[Items from a data source]
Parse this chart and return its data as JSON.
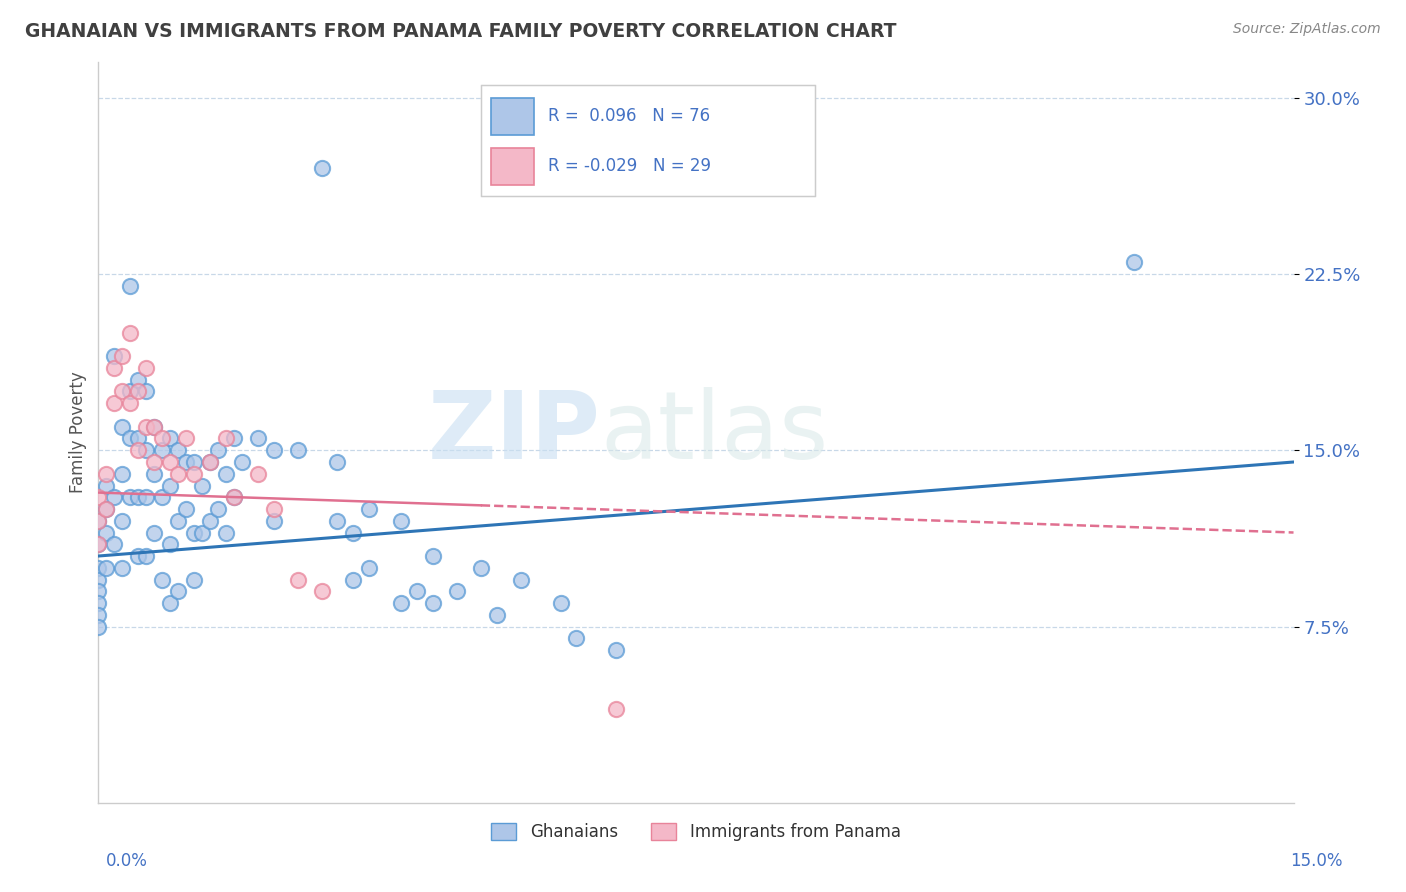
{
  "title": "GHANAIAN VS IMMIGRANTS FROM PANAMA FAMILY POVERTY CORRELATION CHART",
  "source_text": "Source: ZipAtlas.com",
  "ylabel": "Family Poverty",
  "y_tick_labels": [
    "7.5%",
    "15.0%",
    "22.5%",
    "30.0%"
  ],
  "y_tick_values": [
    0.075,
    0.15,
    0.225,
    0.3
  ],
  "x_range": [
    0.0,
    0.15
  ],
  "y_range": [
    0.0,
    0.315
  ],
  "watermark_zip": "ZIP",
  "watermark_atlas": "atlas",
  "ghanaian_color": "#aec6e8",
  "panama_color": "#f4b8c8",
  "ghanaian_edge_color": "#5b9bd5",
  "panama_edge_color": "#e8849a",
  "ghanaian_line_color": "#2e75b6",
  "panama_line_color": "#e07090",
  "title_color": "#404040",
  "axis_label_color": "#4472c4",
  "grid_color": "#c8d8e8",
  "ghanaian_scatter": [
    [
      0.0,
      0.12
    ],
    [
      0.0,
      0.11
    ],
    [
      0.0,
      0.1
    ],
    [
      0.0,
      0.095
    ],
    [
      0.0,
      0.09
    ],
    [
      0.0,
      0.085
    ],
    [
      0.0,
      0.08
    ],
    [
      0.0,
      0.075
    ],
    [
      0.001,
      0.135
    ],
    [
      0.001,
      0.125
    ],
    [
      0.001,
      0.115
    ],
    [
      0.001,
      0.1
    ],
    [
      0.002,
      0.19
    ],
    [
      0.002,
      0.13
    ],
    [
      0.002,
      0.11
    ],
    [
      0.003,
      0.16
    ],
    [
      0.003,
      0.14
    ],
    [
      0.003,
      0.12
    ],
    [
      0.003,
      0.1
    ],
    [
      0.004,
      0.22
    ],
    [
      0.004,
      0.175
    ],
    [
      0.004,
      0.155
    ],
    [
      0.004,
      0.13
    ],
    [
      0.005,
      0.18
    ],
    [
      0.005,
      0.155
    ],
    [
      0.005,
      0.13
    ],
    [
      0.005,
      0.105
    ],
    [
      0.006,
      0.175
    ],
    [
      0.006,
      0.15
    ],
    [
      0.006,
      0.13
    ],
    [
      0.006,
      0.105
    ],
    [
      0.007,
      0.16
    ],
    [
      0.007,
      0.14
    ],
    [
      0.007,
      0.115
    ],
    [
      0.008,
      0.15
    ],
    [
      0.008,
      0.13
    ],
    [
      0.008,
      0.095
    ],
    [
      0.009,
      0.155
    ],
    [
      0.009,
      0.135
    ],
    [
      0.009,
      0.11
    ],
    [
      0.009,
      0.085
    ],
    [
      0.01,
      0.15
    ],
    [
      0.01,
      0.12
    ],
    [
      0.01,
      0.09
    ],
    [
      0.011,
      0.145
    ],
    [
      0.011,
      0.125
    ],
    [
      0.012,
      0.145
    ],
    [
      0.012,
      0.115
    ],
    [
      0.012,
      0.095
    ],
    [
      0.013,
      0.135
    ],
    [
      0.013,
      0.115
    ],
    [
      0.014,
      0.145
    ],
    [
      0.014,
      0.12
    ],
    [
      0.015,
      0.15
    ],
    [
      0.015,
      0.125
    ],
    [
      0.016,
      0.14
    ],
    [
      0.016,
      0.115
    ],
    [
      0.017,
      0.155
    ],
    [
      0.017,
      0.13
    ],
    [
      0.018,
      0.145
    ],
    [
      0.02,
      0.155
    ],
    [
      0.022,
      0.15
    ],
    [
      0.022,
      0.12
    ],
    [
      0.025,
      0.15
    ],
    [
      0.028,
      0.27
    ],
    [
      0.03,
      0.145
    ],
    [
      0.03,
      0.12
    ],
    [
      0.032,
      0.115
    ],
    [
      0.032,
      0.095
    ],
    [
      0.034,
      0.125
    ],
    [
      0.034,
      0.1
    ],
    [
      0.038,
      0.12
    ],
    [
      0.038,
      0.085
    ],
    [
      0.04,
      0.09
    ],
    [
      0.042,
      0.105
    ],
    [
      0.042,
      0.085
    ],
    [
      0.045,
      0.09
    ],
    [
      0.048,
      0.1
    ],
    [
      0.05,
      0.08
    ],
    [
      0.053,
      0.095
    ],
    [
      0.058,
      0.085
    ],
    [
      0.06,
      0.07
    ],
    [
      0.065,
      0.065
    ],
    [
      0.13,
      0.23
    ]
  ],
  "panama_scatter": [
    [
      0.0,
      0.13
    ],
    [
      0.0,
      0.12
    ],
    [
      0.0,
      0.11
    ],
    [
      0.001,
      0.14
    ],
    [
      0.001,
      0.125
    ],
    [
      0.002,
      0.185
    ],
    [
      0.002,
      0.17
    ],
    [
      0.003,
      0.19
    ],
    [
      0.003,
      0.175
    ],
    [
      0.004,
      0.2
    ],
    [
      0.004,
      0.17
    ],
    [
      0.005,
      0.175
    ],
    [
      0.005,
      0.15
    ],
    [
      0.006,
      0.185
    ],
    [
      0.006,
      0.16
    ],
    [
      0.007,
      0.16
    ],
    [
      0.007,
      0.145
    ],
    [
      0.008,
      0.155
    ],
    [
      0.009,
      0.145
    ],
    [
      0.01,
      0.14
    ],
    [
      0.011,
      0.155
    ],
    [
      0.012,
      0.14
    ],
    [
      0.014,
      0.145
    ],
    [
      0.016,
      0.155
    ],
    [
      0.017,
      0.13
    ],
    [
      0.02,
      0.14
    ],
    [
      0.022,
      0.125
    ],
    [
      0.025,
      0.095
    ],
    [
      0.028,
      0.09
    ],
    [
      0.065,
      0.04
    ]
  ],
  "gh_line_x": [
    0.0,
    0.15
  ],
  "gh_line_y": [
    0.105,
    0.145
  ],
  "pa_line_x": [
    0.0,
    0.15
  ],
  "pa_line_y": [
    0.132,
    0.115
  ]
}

DIRECTIVE —
Write out each entry exactly as given, but skip the pictures.

RESULT OF THE TASK —
Parse this chart and return its data as JSON.
{
  "title": "GHANAIAN VS IMMIGRANTS FROM PANAMA FAMILY POVERTY CORRELATION CHART",
  "source_text": "Source: ZipAtlas.com",
  "ylabel": "Family Poverty",
  "y_tick_labels": [
    "7.5%",
    "15.0%",
    "22.5%",
    "30.0%"
  ],
  "y_tick_values": [
    0.075,
    0.15,
    0.225,
    0.3
  ],
  "x_range": [
    0.0,
    0.15
  ],
  "y_range": [
    0.0,
    0.315
  ],
  "watermark_zip": "ZIP",
  "watermark_atlas": "atlas",
  "ghanaian_color": "#aec6e8",
  "panama_color": "#f4b8c8",
  "ghanaian_edge_color": "#5b9bd5",
  "panama_edge_color": "#e8849a",
  "ghanaian_line_color": "#2e75b6",
  "panama_line_color": "#e07090",
  "title_color": "#404040",
  "axis_label_color": "#4472c4",
  "grid_color": "#c8d8e8",
  "ghanaian_scatter": [
    [
      0.0,
      0.12
    ],
    [
      0.0,
      0.11
    ],
    [
      0.0,
      0.1
    ],
    [
      0.0,
      0.095
    ],
    [
      0.0,
      0.09
    ],
    [
      0.0,
      0.085
    ],
    [
      0.0,
      0.08
    ],
    [
      0.0,
      0.075
    ],
    [
      0.001,
      0.135
    ],
    [
      0.001,
      0.125
    ],
    [
      0.001,
      0.115
    ],
    [
      0.001,
      0.1
    ],
    [
      0.002,
      0.19
    ],
    [
      0.002,
      0.13
    ],
    [
      0.002,
      0.11
    ],
    [
      0.003,
      0.16
    ],
    [
      0.003,
      0.14
    ],
    [
      0.003,
      0.12
    ],
    [
      0.003,
      0.1
    ],
    [
      0.004,
      0.22
    ],
    [
      0.004,
      0.175
    ],
    [
      0.004,
      0.155
    ],
    [
      0.004,
      0.13
    ],
    [
      0.005,
      0.18
    ],
    [
      0.005,
      0.155
    ],
    [
      0.005,
      0.13
    ],
    [
      0.005,
      0.105
    ],
    [
      0.006,
      0.175
    ],
    [
      0.006,
      0.15
    ],
    [
      0.006,
      0.13
    ],
    [
      0.006,
      0.105
    ],
    [
      0.007,
      0.16
    ],
    [
      0.007,
      0.14
    ],
    [
      0.007,
      0.115
    ],
    [
      0.008,
      0.15
    ],
    [
      0.008,
      0.13
    ],
    [
      0.008,
      0.095
    ],
    [
      0.009,
      0.155
    ],
    [
      0.009,
      0.135
    ],
    [
      0.009,
      0.11
    ],
    [
      0.009,
      0.085
    ],
    [
      0.01,
      0.15
    ],
    [
      0.01,
      0.12
    ],
    [
      0.01,
      0.09
    ],
    [
      0.011,
      0.145
    ],
    [
      0.011,
      0.125
    ],
    [
      0.012,
      0.145
    ],
    [
      0.012,
      0.115
    ],
    [
      0.012,
      0.095
    ],
    [
      0.013,
      0.135
    ],
    [
      0.013,
      0.115
    ],
    [
      0.014,
      0.145
    ],
    [
      0.014,
      0.12
    ],
    [
      0.015,
      0.15
    ],
    [
      0.015,
      0.125
    ],
    [
      0.016,
      0.14
    ],
    [
      0.016,
      0.115
    ],
    [
      0.017,
      0.155
    ],
    [
      0.017,
      0.13
    ],
    [
      0.018,
      0.145
    ],
    [
      0.02,
      0.155
    ],
    [
      0.022,
      0.15
    ],
    [
      0.022,
      0.12
    ],
    [
      0.025,
      0.15
    ],
    [
      0.028,
      0.27
    ],
    [
      0.03,
      0.145
    ],
    [
      0.03,
      0.12
    ],
    [
      0.032,
      0.115
    ],
    [
      0.032,
      0.095
    ],
    [
      0.034,
      0.125
    ],
    [
      0.034,
      0.1
    ],
    [
      0.038,
      0.12
    ],
    [
      0.038,
      0.085
    ],
    [
      0.04,
      0.09
    ],
    [
      0.042,
      0.105
    ],
    [
      0.042,
      0.085
    ],
    [
      0.045,
      0.09
    ],
    [
      0.048,
      0.1
    ],
    [
      0.05,
      0.08
    ],
    [
      0.053,
      0.095
    ],
    [
      0.058,
      0.085
    ],
    [
      0.06,
      0.07
    ],
    [
      0.065,
      0.065
    ],
    [
      0.13,
      0.23
    ]
  ],
  "panama_scatter": [
    [
      0.0,
      0.13
    ],
    [
      0.0,
      0.12
    ],
    [
      0.0,
      0.11
    ],
    [
      0.001,
      0.14
    ],
    [
      0.001,
      0.125
    ],
    [
      0.002,
      0.185
    ],
    [
      0.002,
      0.17
    ],
    [
      0.003,
      0.19
    ],
    [
      0.003,
      0.175
    ],
    [
      0.004,
      0.2
    ],
    [
      0.004,
      0.17
    ],
    [
      0.005,
      0.175
    ],
    [
      0.005,
      0.15
    ],
    [
      0.006,
      0.185
    ],
    [
      0.006,
      0.16
    ],
    [
      0.007,
      0.16
    ],
    [
      0.007,
      0.145
    ],
    [
      0.008,
      0.155
    ],
    [
      0.009,
      0.145
    ],
    [
      0.01,
      0.14
    ],
    [
      0.011,
      0.155
    ],
    [
      0.012,
      0.14
    ],
    [
      0.014,
      0.145
    ],
    [
      0.016,
      0.155
    ],
    [
      0.017,
      0.13
    ],
    [
      0.02,
      0.14
    ],
    [
      0.022,
      0.125
    ],
    [
      0.025,
      0.095
    ],
    [
      0.028,
      0.09
    ],
    [
      0.065,
      0.04
    ]
  ],
  "gh_line_x": [
    0.0,
    0.15
  ],
  "gh_line_y": [
    0.105,
    0.145
  ],
  "pa_line_x": [
    0.0,
    0.15
  ],
  "pa_line_y": [
    0.132,
    0.115
  ]
}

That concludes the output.